• Exercise:
Word for word, print each line of the listing below; pictures stay out.

• Rows from a dataset:
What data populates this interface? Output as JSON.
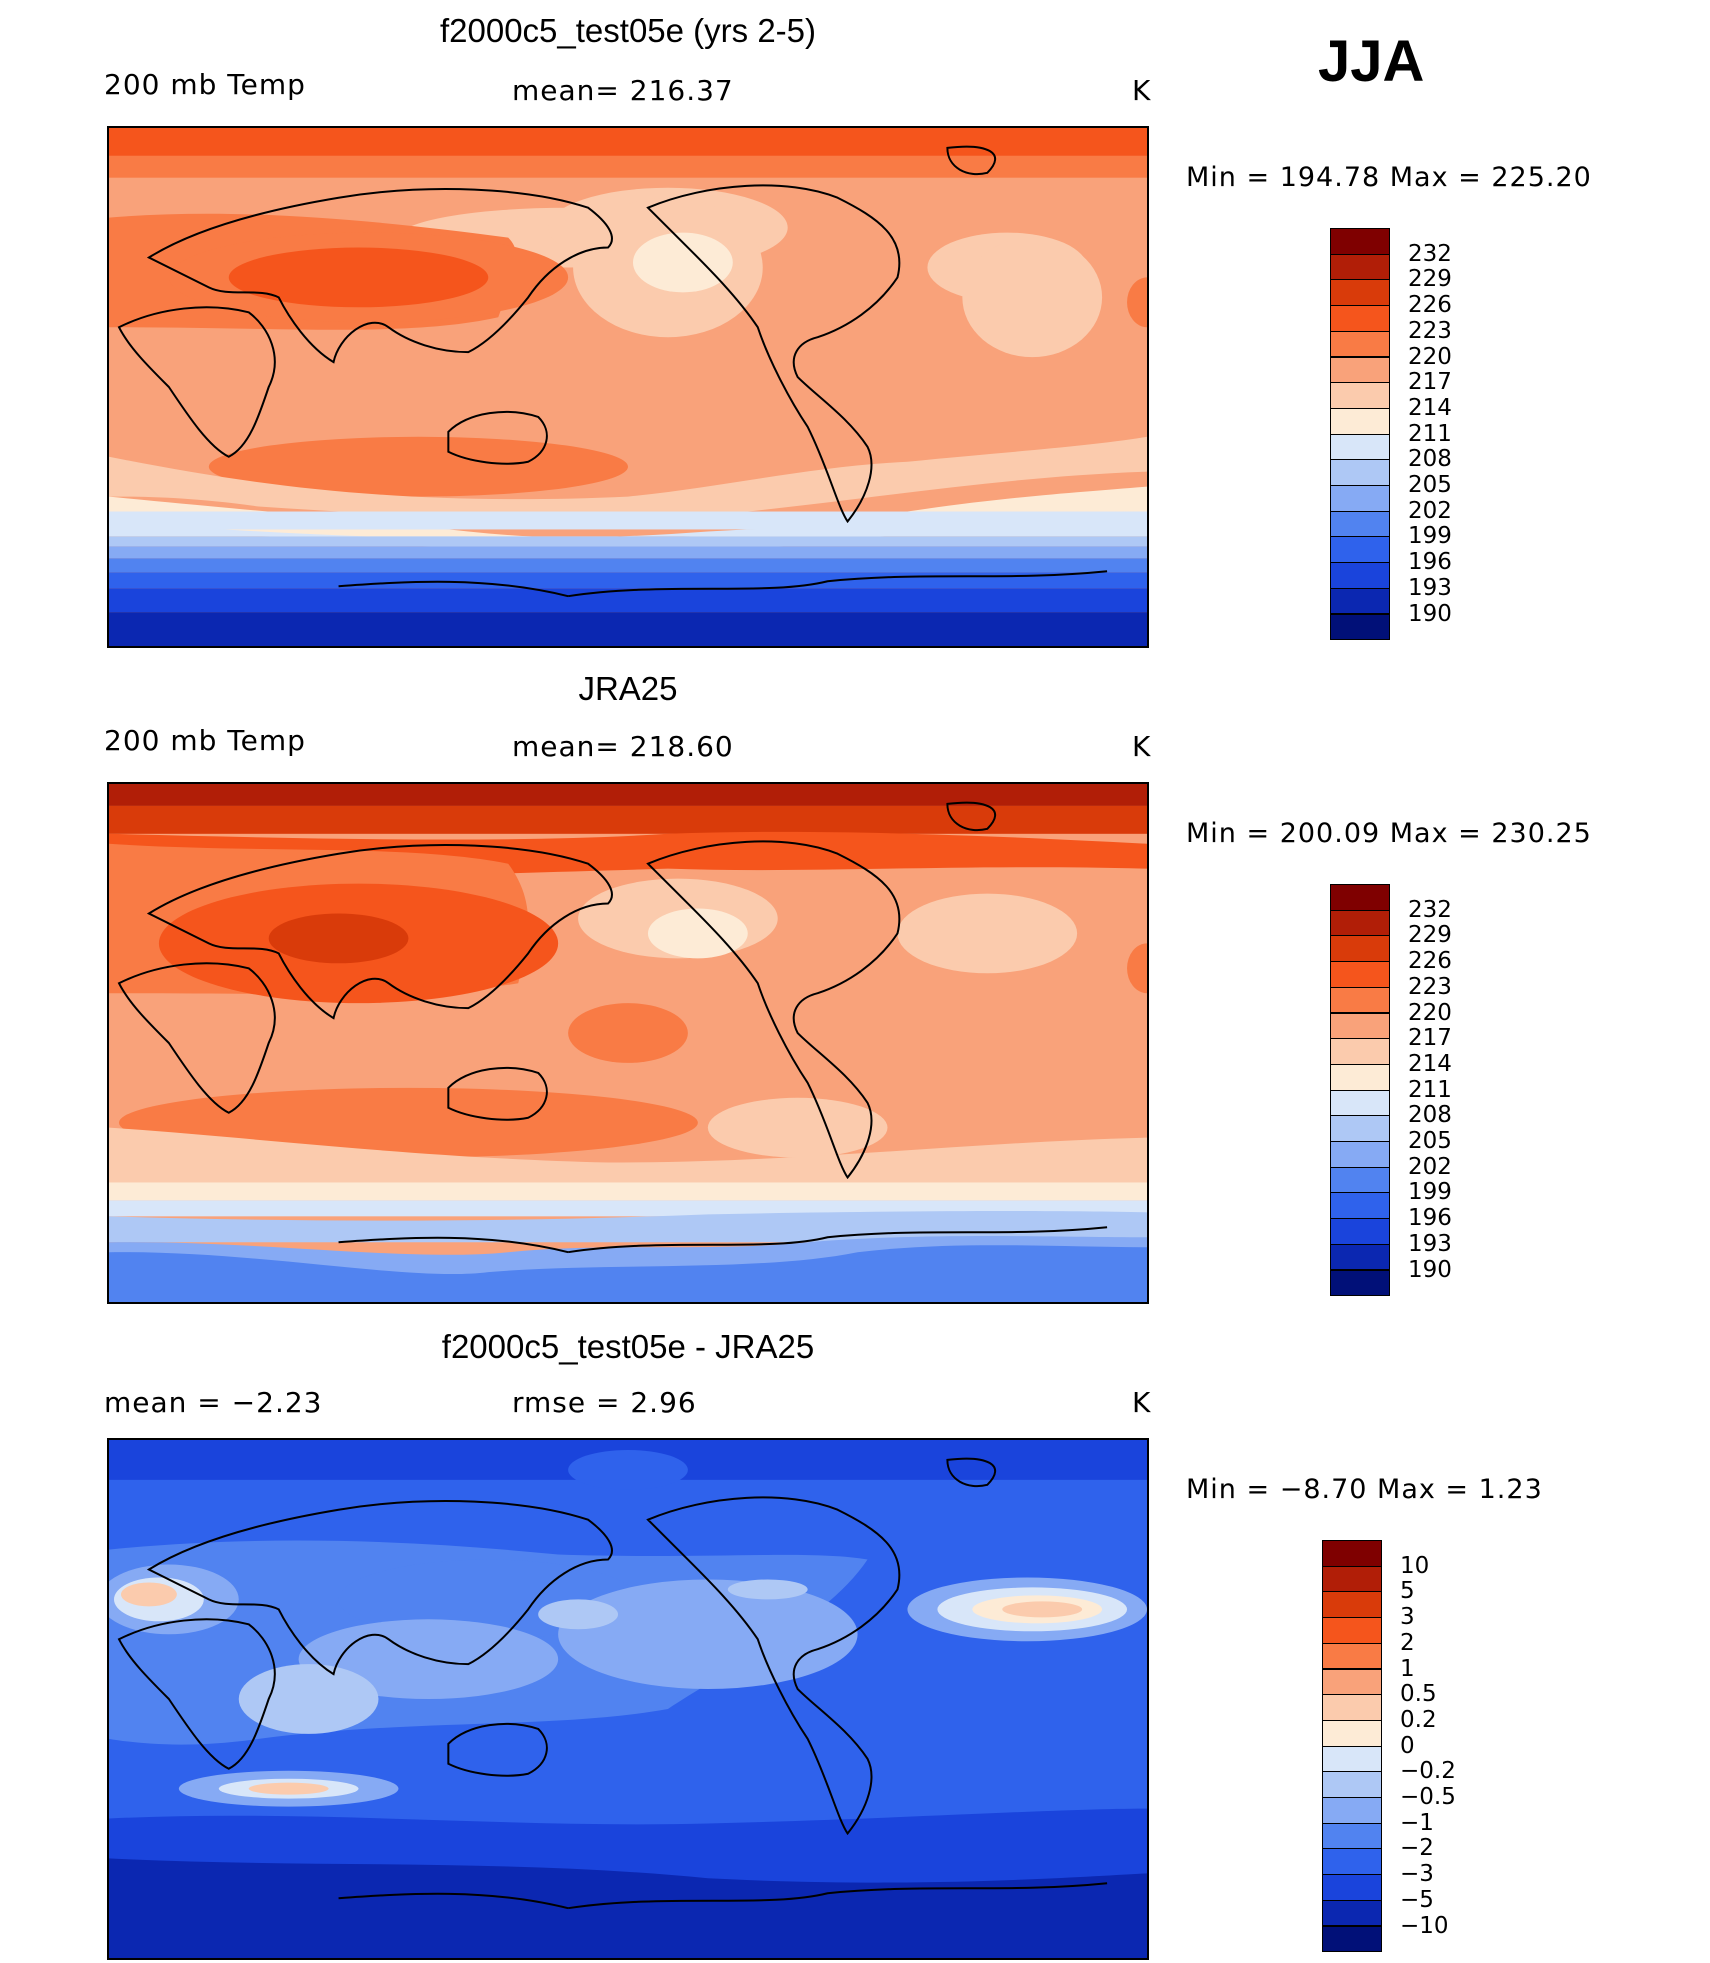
{
  "season": "JJA",
  "units": "K",
  "panels": [
    {
      "title": "f2000c5_test05e (yrs 2-5)",
      "left_label": "200 mb Temp",
      "center_label": "mean= 216.37",
      "minmax": "Min  =  194.78  Max  =  225.20",
      "colorbar": {
        "levels": [
          "232",
          "229",
          "226",
          "223",
          "220",
          "217",
          "214",
          "211",
          "208",
          "205",
          "202",
          "199",
          "196",
          "193",
          "190"
        ],
        "colors": [
          "#7f0000",
          "#b11e07",
          "#d93b0a",
          "#f5551c",
          "#f97b45",
          "#f9a27a",
          "#fbcbad",
          "#fdebd6",
          "#d8e6f9",
          "#aec8f5",
          "#86aaf4",
          "#5183f0",
          "#2f62ec",
          "#1a44dc",
          "#0b27b1",
          "#011078"
        ]
      }
    },
    {
      "title": "JRA25",
      "left_label": "200 mb Temp",
      "center_label": "mean= 218.60",
      "minmax": "Min  =  200.09  Max  =  230.25",
      "colorbar": {
        "levels": [
          "232",
          "229",
          "226",
          "223",
          "220",
          "217",
          "214",
          "211",
          "208",
          "205",
          "202",
          "199",
          "196",
          "193",
          "190"
        ],
        "colors": [
          "#7f0000",
          "#b11e07",
          "#d93b0a",
          "#f5551c",
          "#f97b45",
          "#f9a27a",
          "#fbcbad",
          "#fdebd6",
          "#d8e6f9",
          "#aec8f5",
          "#86aaf4",
          "#5183f0",
          "#2f62ec",
          "#1a44dc",
          "#0b27b1",
          "#011078"
        ]
      }
    },
    {
      "title": "f2000c5_test05e - JRA25",
      "left_label": "mean =    −2.23",
      "center_label": "rmse =     2.96",
      "minmax": "Min  =    −8.70  Max  =      1.23",
      "colorbar": {
        "levels": [
          "10",
          "5",
          "3",
          "2",
          "1",
          "0.5",
          "0.2",
          "0",
          "−0.2",
          "−0.5",
          "−1",
          "−2",
          "−3",
          "−5",
          "−10"
        ],
        "colors": [
          "#7f0000",
          "#b11e07",
          "#d93b0a",
          "#f5551c",
          "#f97b45",
          "#f9a27a",
          "#fbcbad",
          "#fdebd6",
          "#d8e6f9",
          "#aec8f5",
          "#86aaf4",
          "#5183f0",
          "#2f62ec",
          "#1a44dc",
          "#0b27b1",
          "#011078"
        ]
      }
    }
  ]
}
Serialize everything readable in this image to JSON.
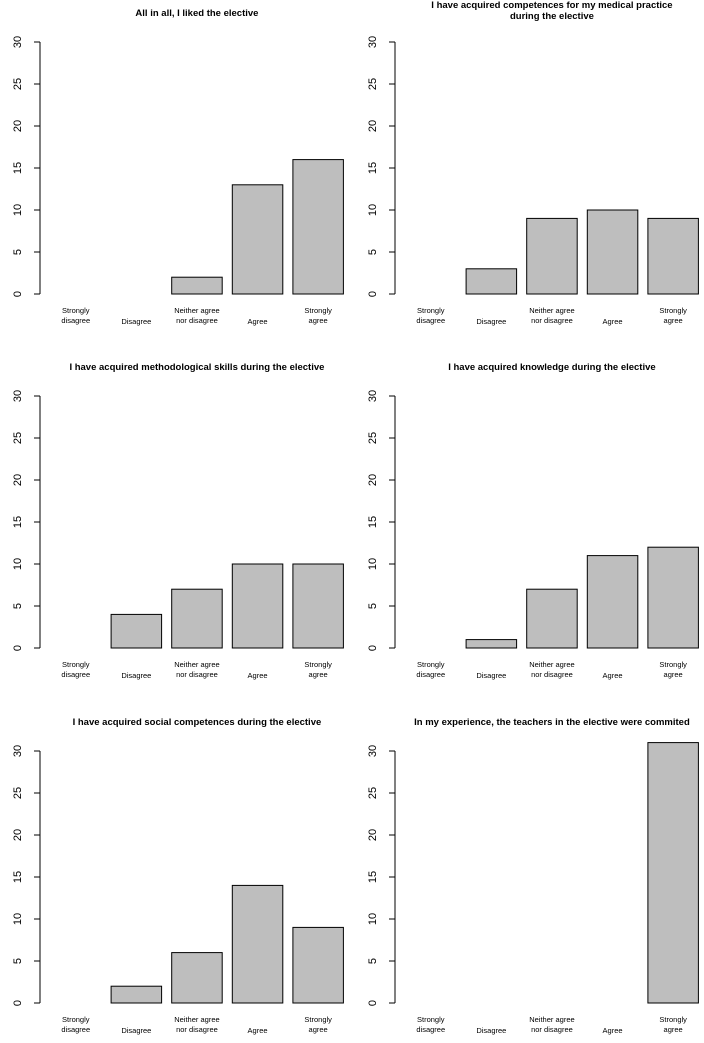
{
  "colors": {
    "bar_fill": "#bebebe",
    "bar_stroke": "#000000",
    "background": "#ffffff"
  },
  "chart_data": [
    {
      "type": "bar",
      "title": [
        "All in all, I liked the elective"
      ],
      "categories": [
        [
          "Strongly",
          "disagree"
        ],
        [
          "Disagree"
        ],
        [
          "Neither agree",
          "nor disagree"
        ],
        [
          "Agree"
        ],
        [
          "Strongly",
          "agree"
        ]
      ],
      "values": [
        0,
        0,
        2,
        13,
        16
      ],
      "ylim": [
        0,
        30
      ],
      "yticks": [
        "0",
        "5",
        "10",
        "15",
        "20",
        "25",
        "30"
      ],
      "grid": false
    },
    {
      "type": "bar",
      "title": [
        "I have acquired competences for my medical practice",
        "during the elective"
      ],
      "categories": [
        [
          "Strongly",
          "disagree"
        ],
        [
          "Disagree"
        ],
        [
          "Neither agree",
          "nor disagree"
        ],
        [
          "Agree"
        ],
        [
          "Strongly",
          "agree"
        ]
      ],
      "values": [
        0,
        3,
        9,
        10,
        9
      ],
      "ylim": [
        0,
        30
      ],
      "yticks": [
        "0",
        "5",
        "10",
        "15",
        "20",
        "25",
        "30"
      ],
      "grid": false
    },
    {
      "type": "bar",
      "title": [
        "I have acquired methodological skills during the elective"
      ],
      "categories": [
        [
          "Strongly",
          "disagree"
        ],
        [
          "Disagree"
        ],
        [
          "Neither agree",
          "nor disagree"
        ],
        [
          "Agree"
        ],
        [
          "Strongly",
          "agree"
        ]
      ],
      "values": [
        0,
        4,
        7,
        10,
        10
      ],
      "ylim": [
        0,
        30
      ],
      "yticks": [
        "0",
        "5",
        "10",
        "15",
        "20",
        "25",
        "30"
      ],
      "grid": false
    },
    {
      "type": "bar",
      "title": [
        "I have acquired knowledge during the elective"
      ],
      "categories": [
        [
          "Strongly",
          "disagree"
        ],
        [
          "Disagree"
        ],
        [
          "Neither agree",
          "nor disagree"
        ],
        [
          "Agree"
        ],
        [
          "Strongly",
          "agree"
        ]
      ],
      "values": [
        0,
        1,
        7,
        11,
        12
      ],
      "ylim": [
        0,
        30
      ],
      "yticks": [
        "0",
        "5",
        "10",
        "15",
        "20",
        "25",
        "30"
      ],
      "grid": false
    },
    {
      "type": "bar",
      "title": [
        "I have acquired social competences during the elective"
      ],
      "categories": [
        [
          "Strongly",
          "disagree"
        ],
        [
          "Disagree"
        ],
        [
          "Neither agree",
          "nor disagree"
        ],
        [
          "Agree"
        ],
        [
          "Strongly",
          "agree"
        ]
      ],
      "values": [
        0,
        2,
        6,
        14,
        9
      ],
      "ylim": [
        0,
        30
      ],
      "yticks": [
        "0",
        "5",
        "10",
        "15",
        "20",
        "25",
        "30"
      ],
      "grid": false
    },
    {
      "type": "bar",
      "title": [
        "In my experience, the teachers in the elective were commited"
      ],
      "categories": [
        [
          "Strongly",
          "disagree"
        ],
        [
          "Disagree"
        ],
        [
          "Neither agree",
          "nor disagree"
        ],
        [
          "Agree"
        ],
        [
          "Strongly",
          "agree"
        ]
      ],
      "values": [
        0,
        0,
        0,
        0,
        31
      ],
      "ylim": [
        0,
        30
      ],
      "yticks": [
        "0",
        "5",
        "10",
        "15",
        "20",
        "25",
        "30"
      ],
      "grid": false
    }
  ]
}
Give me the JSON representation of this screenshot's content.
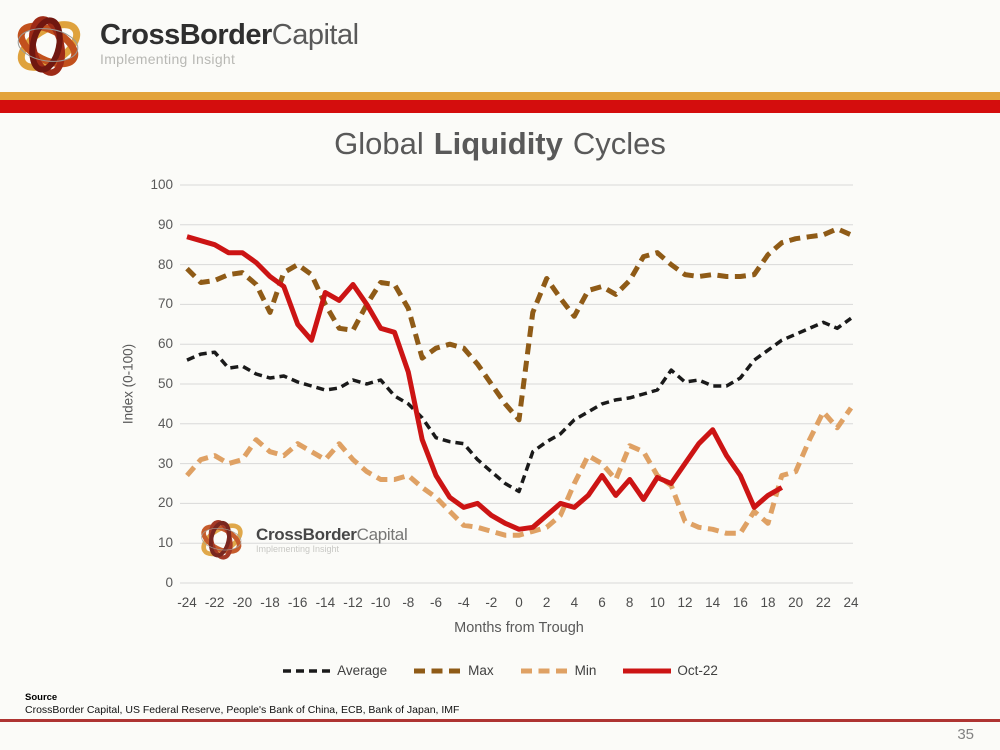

• Written solution:
What data populates this interface? Output as JSON.
{
  "season": "JJA",
  "units": "K",
  "panels": [
    {
      "title": "f2000c5_test05e (yrs 2-5)",
      "left_label": "200 mb Temp",
      "center_label": "mean= 216.37",
      "minmax": "Min  =  194.78  Max  =  225.20",
      "colorbar": {
        "levels": [
          "232",
          "229",
          "226",
          "223",
          "220",
          "217",
          "214",
          "211",
          "208",
          "205",
          "202",
          "199",
          "196",
          "193",
          "190"
        ],
        "colors": [
          "#7f0000",
          "#b11e07",
          "#d93b0a",
          "#f5551c",
          "#f97b45",
          "#f9a27a",
          "#fbcbad",
          "#fdebd6",
          "#d8e6f9",
          "#aec8f5",
          "#86aaf4",
          "#5183f0",
          "#2f62ec",
          "#1a44dc",
          "#0b27b1",
          "#011078"
        ]
      }
    },
    {
      "title": "JRA25",
      "left_label": "200 mb Temp",
      "center_label": "mean= 218.60",
      "minmax": "Min  =  200.09  Max  =  230.25",
      "colorbar": {
        "levels": [
          "232",
          "229",
          "226",
          "223",
          "220",
          "217",
          "214",
          "211",
          "208",
          "205",
          "202",
          "199",
          "196",
          "193",
          "190"
        ],
        "colors": [
          "#7f0000",
          "#b11e07",
          "#d93b0a",
          "#f5551c",
          "#f97b45",
          "#f9a27a",
          "#fbcbad",
          "#fdebd6",
          "#d8e6f9",
          "#aec8f5",
          "#86aaf4",
          "#5183f0",
          "#2f62ec",
          "#1a44dc",
          "#0b27b1",
          "#011078"
        ]
      }
    },
    {
      "title": "f2000c5_test05e - JRA25",
      "left_label": "mean =    −2.23",
      "center_label": "rmse =     2.96",
      "minmax": "Min  =    −8.70  Max  =      1.23",
      "colorbar": {
        "levels": [
          "10",
          "5",
          "3",
          "2",
          "1",
          "0.5",
          "0.2",
          "0",
          "−0.2",
          "−0.5",
          "−1",
          "−2",
          "−3",
          "−5",
          "−10"
        ],
        "colors": [
          "#7f0000",
          "#b11e07",
          "#d93b0a",
          "#f5551c",
          "#f97b45",
          "#f9a27a",
          "#fbcbad",
          "#fdebd6",
          "#d8e6f9",
          "#aec8f5",
          "#86aaf4",
          "#5183f0",
          "#2f62ec",
          "#1a44dc",
          "#0b27b1",
          "#011078"
        ]
      }
    }
  ]
}
Serialize everything readable in this image to JSON.
{
  "colors": {
    "bar_fill": "#bebebe",
    "bar_stroke": "#000000",
    "background": "#ffffff"
  },
  "chart_data": [
    {
      "type": "bar",
      "title": [
        "All in all, I liked the elective"
      ],
      "categories": [
        [
          "Strongly",
          "disagree"
        ],
        [
          "Disagree"
        ],
        [
          "Neither agree",
          "nor disagree"
        ],
        [
          "Agree"
        ],
        [
          "Strongly",
          "agree"
        ]
      ],
      "values": [
        0,
        0,
        2,
        13,
        16
      ],
      "ylim": [
        0,
        30
      ],
      "yticks": [
        "0",
        "5",
        "10",
        "15",
        "20",
        "25",
        "30"
      ],
      "grid": false
    },
    {
      "type": "bar",
      "title": [
        "I have acquired competences for my medical practice",
        "during the elective"
      ],
      "categories": [
        [
          "Strongly",
          "disagree"
        ],
        [
          "Disagree"
        ],
        [
          "Neither agree",
          "nor disagree"
        ],
        [
          "Agree"
        ],
        [
          "Strongly",
          "agree"
        ]
      ],
      "values": [
        0,
        3,
        9,
        10,
        9
      ],
      "ylim": [
        0,
        30
      ],
      "yticks": [
        "0",
        "5",
        "10",
        "15",
        "20",
        "25",
        "30"
      ],
      "grid": false
    },
    {
      "type": "bar",
      "title": [
        "I have acquired methodological skills during the elective"
      ],
      "categories": [
        [
          "Strongly",
          "disagree"
        ],
        [
          "Disagree"
        ],
        [
          "Neither agree",
          "nor disagree"
        ],
        [
          "Agree"
        ],
        [
          "Strongly",
          "agree"
        ]
      ],
      "values": [
        0,
        4,
        7,
        10,
        10
      ],
      "ylim": [
        0,
        30
      ],
      "yticks": [
        "0",
        "5",
        "10",
        "15",
        "20",
        "25",
        "30"
      ],
      "grid": false
    },
    {
      "type": "bar",
      "title": [
        "I have acquired knowledge during the elective"
      ],
      "categories": [
        [
          "Strongly",
          "disagree"
        ],
        [
          "Disagree"
        ],
        [
          "Neither agree",
          "nor disagree"
        ],
        [
          "Agree"
        ],
        [
          "Strongly",
          "agree"
        ]
      ],
      "values": [
        0,
        1,
        7,
        11,
        12
      ],
      "ylim": [
        0,
        30
      ],
      "yticks": [
        "0",
        "5",
        "10",
        "15",
        "20",
        "25",
        "30"
      ],
      "grid": false
    },
    {
      "type": "bar",
      "title": [
        "I have acquired social competences during the elective"
      ],
      "categories": [
        [
          "Strongly",
          "disagree"
        ],
        [
          "Disagree"
        ],
        [
          "Neither agree",
          "nor disagree"
        ],
        [
          "Agree"
        ],
        [
          "Strongly",
          "agree"
        ]
      ],
      "values": [
        0,
        2,
        6,
        14,
        9
      ],
      "ylim": [
        0,
        30
      ],
      "yticks": [
        "0",
        "5",
        "10",
        "15",
        "20",
        "25",
        "30"
      ],
      "grid": false
    },
    {
      "type": "bar",
      "title": [
        "In my experience, the teachers in the elective were commited"
      ],
      "categories": [
        [
          "Strongly",
          "disagree"
        ],
        [
          "Disagree"
        ],
        [
          "Neither agree",
          "nor disagree"
        ],
        [
          "Agree"
        ],
        [
          "Strongly",
          "agree"
        ]
      ],
      "values": [
        0,
        0,
        0,
        0,
        31
      ],
      "ylim": [
        0,
        30
      ],
      "yticks": [
        "0",
        "5",
        "10",
        "15",
        "20",
        "25",
        "30"
      ],
      "grid": false
    }
  ]
}
Give me the JSON representation of this screenshot's content.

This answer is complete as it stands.